***** DATA TO PROCESS *****

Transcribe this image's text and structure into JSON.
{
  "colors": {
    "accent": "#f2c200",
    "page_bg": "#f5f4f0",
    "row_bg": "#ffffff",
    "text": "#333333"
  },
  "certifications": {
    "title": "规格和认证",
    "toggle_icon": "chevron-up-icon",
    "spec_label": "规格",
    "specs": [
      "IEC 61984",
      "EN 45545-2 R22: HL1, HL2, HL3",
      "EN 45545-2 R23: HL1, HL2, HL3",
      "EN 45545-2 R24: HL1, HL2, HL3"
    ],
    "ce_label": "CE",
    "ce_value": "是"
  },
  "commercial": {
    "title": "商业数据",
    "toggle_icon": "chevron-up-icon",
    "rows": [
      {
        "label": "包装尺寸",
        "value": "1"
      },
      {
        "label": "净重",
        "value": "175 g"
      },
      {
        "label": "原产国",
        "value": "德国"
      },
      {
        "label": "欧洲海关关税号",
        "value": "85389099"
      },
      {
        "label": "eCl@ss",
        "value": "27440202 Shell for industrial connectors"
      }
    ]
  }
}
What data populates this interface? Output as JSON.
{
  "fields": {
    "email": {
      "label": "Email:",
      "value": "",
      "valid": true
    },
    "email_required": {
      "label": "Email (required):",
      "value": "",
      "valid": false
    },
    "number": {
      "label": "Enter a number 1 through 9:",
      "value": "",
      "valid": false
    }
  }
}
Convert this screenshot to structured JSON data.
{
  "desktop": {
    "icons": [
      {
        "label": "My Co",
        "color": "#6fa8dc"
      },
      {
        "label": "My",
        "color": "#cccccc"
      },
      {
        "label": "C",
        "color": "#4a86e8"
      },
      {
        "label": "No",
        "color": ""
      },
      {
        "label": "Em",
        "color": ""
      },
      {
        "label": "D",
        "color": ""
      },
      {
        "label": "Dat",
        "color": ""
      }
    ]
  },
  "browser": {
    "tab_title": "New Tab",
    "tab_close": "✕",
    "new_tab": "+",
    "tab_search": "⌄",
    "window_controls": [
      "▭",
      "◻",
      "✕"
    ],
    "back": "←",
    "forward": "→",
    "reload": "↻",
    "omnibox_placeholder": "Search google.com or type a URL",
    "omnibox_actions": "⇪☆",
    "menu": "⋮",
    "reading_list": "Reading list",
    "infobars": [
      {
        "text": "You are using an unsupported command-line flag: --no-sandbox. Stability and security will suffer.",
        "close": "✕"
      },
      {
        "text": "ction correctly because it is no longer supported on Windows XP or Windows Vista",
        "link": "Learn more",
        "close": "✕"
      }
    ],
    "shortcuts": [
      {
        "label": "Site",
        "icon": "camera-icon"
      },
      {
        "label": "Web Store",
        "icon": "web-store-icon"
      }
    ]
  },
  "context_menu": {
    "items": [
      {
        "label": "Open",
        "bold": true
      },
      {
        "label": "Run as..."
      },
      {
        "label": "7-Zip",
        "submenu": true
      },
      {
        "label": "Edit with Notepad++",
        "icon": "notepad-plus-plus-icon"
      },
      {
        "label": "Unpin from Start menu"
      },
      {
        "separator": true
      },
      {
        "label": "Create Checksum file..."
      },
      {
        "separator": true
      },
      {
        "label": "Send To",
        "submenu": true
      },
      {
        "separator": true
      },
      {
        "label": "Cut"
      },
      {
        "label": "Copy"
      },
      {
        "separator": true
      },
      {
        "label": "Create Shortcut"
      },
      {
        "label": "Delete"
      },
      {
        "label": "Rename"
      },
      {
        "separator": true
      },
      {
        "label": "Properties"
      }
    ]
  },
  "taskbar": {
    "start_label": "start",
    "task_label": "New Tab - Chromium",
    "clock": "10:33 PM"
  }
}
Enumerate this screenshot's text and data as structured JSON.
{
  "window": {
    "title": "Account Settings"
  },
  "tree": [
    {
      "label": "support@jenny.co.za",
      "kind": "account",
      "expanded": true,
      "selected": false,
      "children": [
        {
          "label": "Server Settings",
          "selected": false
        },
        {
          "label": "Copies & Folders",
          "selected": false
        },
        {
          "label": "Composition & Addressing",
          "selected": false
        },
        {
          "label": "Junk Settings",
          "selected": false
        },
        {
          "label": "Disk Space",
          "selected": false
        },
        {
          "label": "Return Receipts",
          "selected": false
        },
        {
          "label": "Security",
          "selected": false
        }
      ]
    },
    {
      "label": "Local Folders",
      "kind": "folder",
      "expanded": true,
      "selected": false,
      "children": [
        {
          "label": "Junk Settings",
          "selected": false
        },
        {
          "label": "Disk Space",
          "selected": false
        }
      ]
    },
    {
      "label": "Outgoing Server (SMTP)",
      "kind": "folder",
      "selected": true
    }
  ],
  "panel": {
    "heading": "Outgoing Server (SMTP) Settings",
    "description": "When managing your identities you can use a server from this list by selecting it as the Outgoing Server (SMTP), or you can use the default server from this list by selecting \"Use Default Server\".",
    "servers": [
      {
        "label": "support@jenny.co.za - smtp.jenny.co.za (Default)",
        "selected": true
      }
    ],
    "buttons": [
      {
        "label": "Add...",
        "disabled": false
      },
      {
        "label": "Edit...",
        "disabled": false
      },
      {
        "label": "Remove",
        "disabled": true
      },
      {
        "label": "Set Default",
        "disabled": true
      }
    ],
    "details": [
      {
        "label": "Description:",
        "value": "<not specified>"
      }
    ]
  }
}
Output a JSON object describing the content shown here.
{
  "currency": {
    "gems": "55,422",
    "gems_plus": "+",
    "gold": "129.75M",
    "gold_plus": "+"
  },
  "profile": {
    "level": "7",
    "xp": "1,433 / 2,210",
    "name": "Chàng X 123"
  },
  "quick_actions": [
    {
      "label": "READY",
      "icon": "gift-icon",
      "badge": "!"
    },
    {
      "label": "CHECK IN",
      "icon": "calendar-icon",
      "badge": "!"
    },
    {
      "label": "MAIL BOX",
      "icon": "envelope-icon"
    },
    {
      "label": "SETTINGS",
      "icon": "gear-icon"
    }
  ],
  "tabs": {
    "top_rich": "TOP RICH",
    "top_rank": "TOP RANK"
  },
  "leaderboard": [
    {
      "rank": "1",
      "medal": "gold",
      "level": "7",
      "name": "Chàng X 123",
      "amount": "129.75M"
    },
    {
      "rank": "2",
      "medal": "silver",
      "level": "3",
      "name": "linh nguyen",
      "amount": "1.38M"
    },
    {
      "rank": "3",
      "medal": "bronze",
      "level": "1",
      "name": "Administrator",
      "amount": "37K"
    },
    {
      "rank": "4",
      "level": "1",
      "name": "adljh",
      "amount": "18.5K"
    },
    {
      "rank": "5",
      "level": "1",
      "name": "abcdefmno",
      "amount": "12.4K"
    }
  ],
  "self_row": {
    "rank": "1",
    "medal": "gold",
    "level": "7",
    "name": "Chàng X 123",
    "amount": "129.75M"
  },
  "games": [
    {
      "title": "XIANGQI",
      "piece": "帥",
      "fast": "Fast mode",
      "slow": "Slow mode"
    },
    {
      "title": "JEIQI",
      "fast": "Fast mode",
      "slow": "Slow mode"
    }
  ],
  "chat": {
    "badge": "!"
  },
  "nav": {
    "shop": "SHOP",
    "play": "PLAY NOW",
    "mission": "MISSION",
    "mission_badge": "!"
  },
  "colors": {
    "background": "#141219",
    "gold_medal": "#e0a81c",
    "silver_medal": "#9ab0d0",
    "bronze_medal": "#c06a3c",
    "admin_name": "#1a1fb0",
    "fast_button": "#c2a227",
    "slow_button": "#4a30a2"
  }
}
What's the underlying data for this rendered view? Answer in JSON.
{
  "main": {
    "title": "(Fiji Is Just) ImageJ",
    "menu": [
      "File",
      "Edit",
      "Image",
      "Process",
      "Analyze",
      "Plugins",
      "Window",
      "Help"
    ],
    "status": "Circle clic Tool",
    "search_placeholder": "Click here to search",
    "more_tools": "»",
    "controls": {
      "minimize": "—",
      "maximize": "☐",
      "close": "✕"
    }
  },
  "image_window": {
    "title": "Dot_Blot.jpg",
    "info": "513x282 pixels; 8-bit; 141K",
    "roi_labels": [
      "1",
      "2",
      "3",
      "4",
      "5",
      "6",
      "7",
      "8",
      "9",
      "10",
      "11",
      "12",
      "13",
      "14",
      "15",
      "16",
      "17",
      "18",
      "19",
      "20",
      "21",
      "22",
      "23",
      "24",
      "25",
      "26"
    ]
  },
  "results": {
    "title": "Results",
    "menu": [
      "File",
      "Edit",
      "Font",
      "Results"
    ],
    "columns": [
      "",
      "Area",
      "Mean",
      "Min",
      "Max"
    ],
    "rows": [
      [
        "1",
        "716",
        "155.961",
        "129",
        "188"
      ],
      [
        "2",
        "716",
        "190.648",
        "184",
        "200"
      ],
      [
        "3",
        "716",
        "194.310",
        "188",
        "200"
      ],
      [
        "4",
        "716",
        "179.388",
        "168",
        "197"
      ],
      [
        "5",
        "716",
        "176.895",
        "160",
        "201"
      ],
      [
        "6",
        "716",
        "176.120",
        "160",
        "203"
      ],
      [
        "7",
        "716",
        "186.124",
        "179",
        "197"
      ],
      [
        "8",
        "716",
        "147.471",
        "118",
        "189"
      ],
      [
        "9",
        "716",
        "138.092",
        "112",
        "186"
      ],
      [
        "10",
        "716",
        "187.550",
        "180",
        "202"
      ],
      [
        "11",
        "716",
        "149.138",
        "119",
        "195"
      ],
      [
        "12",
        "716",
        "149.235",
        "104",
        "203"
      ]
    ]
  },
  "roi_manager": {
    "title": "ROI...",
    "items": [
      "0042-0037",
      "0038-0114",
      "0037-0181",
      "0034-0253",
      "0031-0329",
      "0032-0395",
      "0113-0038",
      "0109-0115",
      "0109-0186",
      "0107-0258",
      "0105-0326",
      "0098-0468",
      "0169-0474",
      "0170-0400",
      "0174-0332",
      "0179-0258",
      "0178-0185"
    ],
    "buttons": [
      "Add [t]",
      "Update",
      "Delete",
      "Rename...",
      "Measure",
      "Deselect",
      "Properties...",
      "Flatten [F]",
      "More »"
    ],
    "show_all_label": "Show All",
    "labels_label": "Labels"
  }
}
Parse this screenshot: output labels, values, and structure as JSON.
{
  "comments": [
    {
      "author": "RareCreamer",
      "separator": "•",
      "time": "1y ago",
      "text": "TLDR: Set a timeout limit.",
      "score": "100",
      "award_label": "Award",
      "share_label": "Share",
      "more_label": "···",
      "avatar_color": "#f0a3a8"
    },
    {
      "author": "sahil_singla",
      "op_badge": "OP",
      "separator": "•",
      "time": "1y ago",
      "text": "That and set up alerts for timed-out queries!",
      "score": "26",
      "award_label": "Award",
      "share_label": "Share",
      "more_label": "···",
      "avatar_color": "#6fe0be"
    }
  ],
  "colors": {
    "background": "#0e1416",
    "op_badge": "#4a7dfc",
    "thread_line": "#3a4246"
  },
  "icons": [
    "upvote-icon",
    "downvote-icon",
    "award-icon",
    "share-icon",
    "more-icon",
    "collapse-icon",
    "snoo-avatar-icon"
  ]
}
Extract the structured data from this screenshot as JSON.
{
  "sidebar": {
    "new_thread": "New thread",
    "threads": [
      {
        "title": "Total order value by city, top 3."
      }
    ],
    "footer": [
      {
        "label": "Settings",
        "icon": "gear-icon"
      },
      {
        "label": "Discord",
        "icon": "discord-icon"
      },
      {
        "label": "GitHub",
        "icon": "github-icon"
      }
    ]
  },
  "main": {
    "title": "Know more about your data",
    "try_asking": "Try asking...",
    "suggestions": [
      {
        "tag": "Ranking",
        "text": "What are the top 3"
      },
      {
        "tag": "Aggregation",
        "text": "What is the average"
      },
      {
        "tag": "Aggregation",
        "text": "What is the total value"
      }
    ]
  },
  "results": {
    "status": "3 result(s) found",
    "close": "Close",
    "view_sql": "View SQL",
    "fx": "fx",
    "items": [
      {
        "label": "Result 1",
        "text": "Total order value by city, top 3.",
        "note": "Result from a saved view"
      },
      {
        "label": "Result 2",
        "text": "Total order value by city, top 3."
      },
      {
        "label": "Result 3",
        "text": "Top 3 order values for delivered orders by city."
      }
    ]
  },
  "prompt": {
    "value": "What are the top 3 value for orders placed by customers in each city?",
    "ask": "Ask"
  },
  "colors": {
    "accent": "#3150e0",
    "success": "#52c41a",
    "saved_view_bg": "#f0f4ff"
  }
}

*****

_WHAT YOU SHOULD DO_
Return a copy of every line that includes the word "jenny".

_THE REPLY_
      "label": "support@jenny.co.za",
        "label": "support@jenny.co.za - smtp.jenny.co.za (Default)",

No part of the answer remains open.